Gorazde got its own aqueduct with 12 street faucets. Between two wars, on 5 August 1932, Gorazde got electric power. On crossroads, on the border of countries, Gorazde was always the first station for beneficient neighbors, but for others as well.

TOWN OF ISAK SAMOKOVLIJA

In Gorazde was born one of the most famous B&H storywriters - Isak Samokovlija. He was born in 1889. on the shore of river Drina in the part of town that is called Pobarnik, so Drina was one of his biggest inspirations. He wrote about his childhood:
"I was born in Gorazde, in that small town of eastern Bosnia, through which flows beautiful and tempered river Drina. Almost all my childhood i passed on that river. Drina was for me one of the deepest experiences. It carried me away as a divine living being. Its clear, magical green color, full of sun, filled me up for whole my life."
Cultural Historical Heritage

In the area of Gorazde region and within Bosnia and Herzegovina, you can find rich varieties of cultural and historical heritage where the Medieval Monuments and the monuments from Ottoman Empire dominate.

The handicraft products are made of natural materials at the traditional way by the Associations such as, "Motive", "Gorazdanke", "Drina" from Gorazde and "Emina" from Ustikolina, the products represent a great attraction because of a top quality and the traditional way of making.
Tradition and customs have been saved in the hard working hands of the Bosnian Upper Drina women.

(Document structure recognition data)
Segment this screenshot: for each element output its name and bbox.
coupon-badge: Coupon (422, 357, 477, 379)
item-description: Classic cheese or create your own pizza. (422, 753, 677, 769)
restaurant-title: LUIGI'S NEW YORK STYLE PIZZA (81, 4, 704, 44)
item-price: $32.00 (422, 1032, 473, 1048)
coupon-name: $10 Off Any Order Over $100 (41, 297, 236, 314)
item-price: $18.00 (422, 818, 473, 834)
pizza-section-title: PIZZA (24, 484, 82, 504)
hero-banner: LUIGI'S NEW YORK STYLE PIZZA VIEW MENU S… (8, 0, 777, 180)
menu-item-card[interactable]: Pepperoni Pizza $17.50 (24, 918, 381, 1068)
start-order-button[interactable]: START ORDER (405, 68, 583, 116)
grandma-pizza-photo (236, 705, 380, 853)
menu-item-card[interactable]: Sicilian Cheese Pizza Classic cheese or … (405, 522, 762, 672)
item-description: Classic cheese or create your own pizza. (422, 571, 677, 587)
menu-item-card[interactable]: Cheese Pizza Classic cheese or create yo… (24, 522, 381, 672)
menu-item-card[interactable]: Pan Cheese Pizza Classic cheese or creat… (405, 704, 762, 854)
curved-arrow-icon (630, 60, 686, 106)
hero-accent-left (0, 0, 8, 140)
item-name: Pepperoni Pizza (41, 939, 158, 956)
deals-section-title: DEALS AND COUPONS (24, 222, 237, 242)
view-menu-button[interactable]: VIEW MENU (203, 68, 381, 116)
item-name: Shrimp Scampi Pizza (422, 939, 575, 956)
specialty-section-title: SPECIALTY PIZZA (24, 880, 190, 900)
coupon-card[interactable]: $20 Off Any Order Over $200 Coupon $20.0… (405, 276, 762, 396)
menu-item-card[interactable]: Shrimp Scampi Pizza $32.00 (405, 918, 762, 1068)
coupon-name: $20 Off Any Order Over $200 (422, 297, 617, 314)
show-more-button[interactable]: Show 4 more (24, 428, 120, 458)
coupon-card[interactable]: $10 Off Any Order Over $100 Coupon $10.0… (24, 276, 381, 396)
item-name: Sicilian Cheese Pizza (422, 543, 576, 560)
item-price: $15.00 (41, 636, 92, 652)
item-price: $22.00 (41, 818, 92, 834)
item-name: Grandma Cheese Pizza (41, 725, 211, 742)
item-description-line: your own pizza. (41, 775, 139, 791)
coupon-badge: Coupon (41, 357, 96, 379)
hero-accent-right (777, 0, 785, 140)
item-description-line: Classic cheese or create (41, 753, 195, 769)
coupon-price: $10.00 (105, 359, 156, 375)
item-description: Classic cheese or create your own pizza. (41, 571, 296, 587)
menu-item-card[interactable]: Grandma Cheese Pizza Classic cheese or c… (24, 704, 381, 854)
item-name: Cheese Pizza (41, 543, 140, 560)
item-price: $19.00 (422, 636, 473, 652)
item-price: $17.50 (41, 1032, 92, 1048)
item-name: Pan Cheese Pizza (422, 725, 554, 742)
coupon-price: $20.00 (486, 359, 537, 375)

WORK INSTRUCTION 1 = Output the part of the Gorazde passage that opens with the words containing "In Gorazde was" and closes with "Ottoman Empire dominate.", copied exactly.
WORK INSTRUCTION 2 = According to the Gorazde passage, on what date did the town get electric power?
These entries have no connection to the passage about Gorazde.

EXPECTED ANSWER 1 =
In Gorazde was born one of the most famous B&H storywriters - Isak Samokovlija. He was born in 1889. on the shore of river Drina in the part of town that is called Pobarnik, so Drina was one of his biggest inspirations. He wrote about his childhood:
"I was born in Gorazde, in that small town of eastern Bosnia, through which flows beautiful and tempered river Drina. Almost all my childhood i passed on that river. Drina was for me one of the deepest experiences. It carried me away as a divine living being. Its clear, magical green color, full of sun, filled me up for whole my life."
Cultural Historical Heritage

In the area of Gorazde region and within Bosnia and Herzegovina, you can find rich varieties of cultural and historical heritage where the Medieval Monuments and the monuments from Ottoman Empire dominate.

EXPECTED ANSWER 2 = On 5 August 1932.